* **Aim of the exercise**
Extract each line of the records below that contains the word "đường".

┌────────

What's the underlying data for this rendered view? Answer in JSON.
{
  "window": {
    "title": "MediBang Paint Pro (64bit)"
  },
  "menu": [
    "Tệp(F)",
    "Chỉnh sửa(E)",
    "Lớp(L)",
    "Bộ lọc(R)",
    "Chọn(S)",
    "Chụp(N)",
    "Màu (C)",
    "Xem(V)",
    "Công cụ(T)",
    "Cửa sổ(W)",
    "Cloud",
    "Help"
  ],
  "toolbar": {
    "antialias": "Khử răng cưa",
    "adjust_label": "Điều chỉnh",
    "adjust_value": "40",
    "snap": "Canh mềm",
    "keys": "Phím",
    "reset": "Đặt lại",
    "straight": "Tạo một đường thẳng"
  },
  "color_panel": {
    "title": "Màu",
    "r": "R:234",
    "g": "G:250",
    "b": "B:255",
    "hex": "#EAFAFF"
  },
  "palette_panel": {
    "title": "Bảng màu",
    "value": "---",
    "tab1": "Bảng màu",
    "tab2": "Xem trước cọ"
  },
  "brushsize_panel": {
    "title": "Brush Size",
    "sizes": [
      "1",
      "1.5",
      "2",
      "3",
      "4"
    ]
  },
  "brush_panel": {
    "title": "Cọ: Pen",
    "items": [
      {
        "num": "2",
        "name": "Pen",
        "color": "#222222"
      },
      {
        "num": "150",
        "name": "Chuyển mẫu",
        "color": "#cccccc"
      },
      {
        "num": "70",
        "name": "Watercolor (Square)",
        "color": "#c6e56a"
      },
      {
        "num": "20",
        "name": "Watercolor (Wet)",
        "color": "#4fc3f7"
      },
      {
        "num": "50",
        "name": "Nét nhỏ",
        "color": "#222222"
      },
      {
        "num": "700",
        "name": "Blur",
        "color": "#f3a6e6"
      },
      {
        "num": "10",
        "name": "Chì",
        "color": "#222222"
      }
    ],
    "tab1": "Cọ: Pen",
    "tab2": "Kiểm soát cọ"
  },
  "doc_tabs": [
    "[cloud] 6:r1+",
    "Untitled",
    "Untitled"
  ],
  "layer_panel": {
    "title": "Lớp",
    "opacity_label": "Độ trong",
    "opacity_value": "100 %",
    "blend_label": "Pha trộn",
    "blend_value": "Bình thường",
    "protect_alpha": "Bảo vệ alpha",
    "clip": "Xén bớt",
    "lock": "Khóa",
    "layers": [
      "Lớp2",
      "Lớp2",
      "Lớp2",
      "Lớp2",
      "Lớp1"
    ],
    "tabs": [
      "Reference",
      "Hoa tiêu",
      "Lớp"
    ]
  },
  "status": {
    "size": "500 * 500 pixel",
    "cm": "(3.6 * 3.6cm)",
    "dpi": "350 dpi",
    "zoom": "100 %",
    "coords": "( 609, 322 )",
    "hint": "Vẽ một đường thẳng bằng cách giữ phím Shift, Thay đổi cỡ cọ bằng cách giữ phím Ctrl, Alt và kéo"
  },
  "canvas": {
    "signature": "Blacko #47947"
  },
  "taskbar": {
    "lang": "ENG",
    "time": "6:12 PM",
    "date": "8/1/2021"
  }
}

└────────

* **Expected answer**
    "straight": "Tạo một đường thẳng"
    "hint": "Vẽ một đường thẳng bằng cách giữ phím Shift, Thay đổi cỡ cọ bằng cách giữ phím Ctrl, Alt và kéo"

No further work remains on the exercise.